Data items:
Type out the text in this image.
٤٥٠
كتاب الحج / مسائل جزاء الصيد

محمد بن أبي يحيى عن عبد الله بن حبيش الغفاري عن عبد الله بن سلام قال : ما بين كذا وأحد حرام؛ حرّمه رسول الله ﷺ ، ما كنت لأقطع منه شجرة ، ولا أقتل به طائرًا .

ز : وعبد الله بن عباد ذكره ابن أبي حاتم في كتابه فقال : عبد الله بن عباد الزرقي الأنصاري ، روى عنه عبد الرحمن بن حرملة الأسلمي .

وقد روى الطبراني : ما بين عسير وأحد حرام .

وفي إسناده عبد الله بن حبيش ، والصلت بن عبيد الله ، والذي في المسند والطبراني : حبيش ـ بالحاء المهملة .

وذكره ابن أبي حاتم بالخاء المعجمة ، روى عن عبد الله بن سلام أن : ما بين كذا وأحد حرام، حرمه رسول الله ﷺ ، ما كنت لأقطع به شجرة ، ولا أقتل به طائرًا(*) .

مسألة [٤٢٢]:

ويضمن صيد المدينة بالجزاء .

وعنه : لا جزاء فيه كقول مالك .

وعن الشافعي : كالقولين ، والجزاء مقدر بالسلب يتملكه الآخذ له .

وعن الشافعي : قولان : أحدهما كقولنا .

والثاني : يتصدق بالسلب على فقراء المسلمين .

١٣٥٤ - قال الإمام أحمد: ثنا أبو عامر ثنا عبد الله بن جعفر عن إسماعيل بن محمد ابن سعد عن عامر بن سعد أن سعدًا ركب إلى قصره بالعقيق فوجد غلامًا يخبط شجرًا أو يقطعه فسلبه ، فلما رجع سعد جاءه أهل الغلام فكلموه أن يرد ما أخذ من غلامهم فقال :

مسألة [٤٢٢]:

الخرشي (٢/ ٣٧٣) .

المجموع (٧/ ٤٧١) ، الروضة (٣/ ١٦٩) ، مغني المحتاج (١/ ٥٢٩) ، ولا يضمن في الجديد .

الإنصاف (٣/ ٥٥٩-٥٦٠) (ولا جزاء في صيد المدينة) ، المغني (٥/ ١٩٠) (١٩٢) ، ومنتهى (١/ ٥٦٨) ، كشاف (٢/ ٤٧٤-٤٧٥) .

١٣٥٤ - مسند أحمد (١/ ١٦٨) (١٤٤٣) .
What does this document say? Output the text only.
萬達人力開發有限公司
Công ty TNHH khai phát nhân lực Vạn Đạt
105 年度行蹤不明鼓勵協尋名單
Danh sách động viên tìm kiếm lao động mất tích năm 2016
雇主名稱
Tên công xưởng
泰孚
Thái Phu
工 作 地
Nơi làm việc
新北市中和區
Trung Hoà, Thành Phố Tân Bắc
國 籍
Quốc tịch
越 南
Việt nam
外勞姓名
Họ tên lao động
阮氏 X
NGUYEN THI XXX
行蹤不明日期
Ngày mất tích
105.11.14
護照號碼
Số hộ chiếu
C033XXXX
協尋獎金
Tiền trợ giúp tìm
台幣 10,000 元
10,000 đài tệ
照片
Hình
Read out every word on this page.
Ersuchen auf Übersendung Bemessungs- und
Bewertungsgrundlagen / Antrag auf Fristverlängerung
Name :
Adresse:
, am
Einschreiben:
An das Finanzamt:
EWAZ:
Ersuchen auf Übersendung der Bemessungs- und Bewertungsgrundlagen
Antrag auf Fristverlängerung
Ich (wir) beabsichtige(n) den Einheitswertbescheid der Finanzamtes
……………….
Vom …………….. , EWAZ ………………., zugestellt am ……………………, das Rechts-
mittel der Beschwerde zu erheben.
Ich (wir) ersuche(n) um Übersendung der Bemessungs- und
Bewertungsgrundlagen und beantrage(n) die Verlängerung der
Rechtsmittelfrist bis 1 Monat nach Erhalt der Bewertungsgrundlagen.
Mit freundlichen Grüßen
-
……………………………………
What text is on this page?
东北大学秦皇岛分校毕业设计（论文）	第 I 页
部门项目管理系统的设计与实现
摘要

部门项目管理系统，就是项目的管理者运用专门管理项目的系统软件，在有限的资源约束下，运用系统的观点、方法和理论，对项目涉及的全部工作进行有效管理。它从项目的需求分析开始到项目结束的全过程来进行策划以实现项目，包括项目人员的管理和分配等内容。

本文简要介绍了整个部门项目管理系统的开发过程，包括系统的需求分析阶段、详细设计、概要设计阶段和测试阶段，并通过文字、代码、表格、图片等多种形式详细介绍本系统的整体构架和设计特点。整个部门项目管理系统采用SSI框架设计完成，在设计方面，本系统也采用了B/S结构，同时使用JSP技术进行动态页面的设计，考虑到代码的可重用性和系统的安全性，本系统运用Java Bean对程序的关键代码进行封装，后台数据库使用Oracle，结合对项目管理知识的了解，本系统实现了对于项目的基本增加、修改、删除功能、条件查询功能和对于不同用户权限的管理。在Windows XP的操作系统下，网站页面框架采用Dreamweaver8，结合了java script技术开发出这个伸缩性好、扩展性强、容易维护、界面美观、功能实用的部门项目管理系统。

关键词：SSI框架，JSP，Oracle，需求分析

WRITTEN PROBLEM:
Take the lines above and retype all of them exactly.

SOLUTION FOR THIS EXERCISE:
Type out the text in this image.
٤٥٠
كتاب الحج / مسائل جزاء الصيد

محمد بن أبي يحيى عن عبد الله بن حبيش الغفاري عن عبد الله بن سلام قال : ما بين كذا وأحد حرام؛ حرّمه رسول الله ﷺ ، ما كنت لأقطع منه شجرة ، ولا أقتل به طائرًا .

ز : وعبد الله بن عباد ذكره ابن أبي حاتم في كتابه فقال : عبد الله بن عباد الزرقي الأنصاري ، روى عنه عبد الرحمن بن حرملة الأسلمي .

وقد روى الطبراني : ما بين عسير وأحد حرام .

وفي إسناده عبد الله بن حبيش ، والصلت بن عبيد الله ، والذي في المسند والطبراني : حبيش ـ بالحاء المهملة .

وذكره ابن أبي حاتم بالخاء المعجمة ، روى عن عبد الله بن سلام أن : ما بين كذا وأحد حرام، حرمه رسول الله ﷺ ، ما كنت لأقطع به شجرة ، ولا أقتل به طائرًا(*) .

مسألة [٤٢٢]:

ويضمن صيد المدينة بالجزاء .

وعنه : لا جزاء فيه كقول مالك .

وعن الشافعي : كالقولين ، والجزاء مقدر بالسلب يتملكه الآخذ له .

وعن الشافعي : قولان : أحدهما كقولنا .

والثاني : يتصدق بالسلب على فقراء المسلمين .

١٣٥٤ - قال الإمام أحمد: ثنا أبو عامر ثنا عبد الله بن جعفر عن إسماعيل بن محمد ابن سعد عن عامر بن سعد أن سعدًا ركب إلى قصره بالعقيق فوجد غلامًا يخبط شجرًا أو يقطعه فسلبه ، فلما رجع سعد جاءه أهل الغلام فكلموه أن يرد ما أخذ من غلامهم فقال :

مسألة [٤٢٢]:

الخرشي (٢/ ٣٧٣) .

المجموع (٧/ ٤٧١) ، الروضة (٣/ ١٦٩) ، مغني المحتاج (١/ ٥٢٩) ، ولا يضمن في الجديد .

الإنصاف (٣/ ٥٥٩-٥٦٠) (ولا جزاء في صيد المدينة) ، المغني (٥/ ١٩٠) (١٩٢) ، ومنتهى (١/ ٥٦٨) ، كشاف (٢/ ٤٧٤-٤٧٥) .

١٣٥٤ - مسند أحمد (١/ ١٦٨) (١٤٤٣) .
What does this document say? Output the text only.
萬達人力開發有限公司
Công ty TNHH khai phát nhân lực Vạn Đạt
105 年度行蹤不明鼓勵協尋名單
Danh sách động viên tìm kiếm lao động mất tích năm 2016
雇主名稱
Tên công xưởng
泰孚
Thái Phu
工 作 地
Nơi làm việc
新北市中和區
Trung Hoà, Thành Phố Tân Bắc
國 籍
Quốc tịch
越 南
Việt nam
外勞姓名
Họ tên lao động
阮氏 X
NGUYEN THI XXX
行蹤不明日期
Ngày mất tích
105.11.14
護照號碼
Số hộ chiếu
C033XXXX
協尋獎金
Tiền trợ giúp tìm
台幣 10,000 元
10,000 đài tệ
照片
Hình
Read out every word on this page.
Ersuchen auf Übersendung Bemessungs- und
Bewertungsgrundlagen / Antrag auf Fristverlängerung
Name :
Adresse:
, am
Einschreiben:
An das Finanzamt:
EWAZ:
Ersuchen auf Übersendung der Bemessungs- und Bewertungsgrundlagen
Antrag auf Fristverlängerung
Ich (wir) beabsichtige(n) den Einheitswertbescheid der Finanzamtes
……………….
Vom …………….. , EWAZ ………………., zugestellt am ……………………, das Rechts-
mittel der Beschwerde zu erheben.
Ich (wir) ersuche(n) um Übersendung der Bemessungs- und
Bewertungsgrundlagen und beantrage(n) die Verlängerung der
Rechtsmittelfrist bis 1 Monat nach Erhalt der Bewertungsgrundlagen.
Mit freundlichen Grüßen
-
……………………………………
What text is on this page?
东北大学秦皇岛分校毕业设计（论文）	第 I 页
部门项目管理系统的设计与实现
摘要

部门项目管理系统，就是项目的管理者运用专门管理项目的系统软件，在有限的资源约束下，运用系统的观点、方法和理论，对项目涉及的全部工作进行有效管理。它从项目的需求分析开始到项目结束的全过程来进行策划以实现项目，包括项目人员的管理和分配等内容。

本文简要介绍了整个部门项目管理系统的开发过程，包括系统的需求分析阶段、详细设计、概要设计阶段和测试阶段，并通过文字、代码、表格、图片等多种形式详细介绍本系统的整体构架和设计特点。整个部门项目管理系统采用SSI框架设计完成，在设计方面，本系统也采用了B/S结构，同时使用JSP技术进行动态页面的设计，考虑到代码的可重用性和系统的安全性，本系统运用Java Bean对程序的关键代码进行封装，后台数据库使用Oracle，结合对项目管理知识的了解，本系统实现了对于项目的基本增加、修改、删除功能、条件查询功能和对于不同用户权限的管理。在Windows XP的操作系统下，网站页面框架采用Dreamweaver8，结合了java script技术开发出这个伸缩性好、扩展性强、容易维护、界面美观、功能实用的部门项目管理系统。

关键词：SSI框架，JSP，Oracle，需求分析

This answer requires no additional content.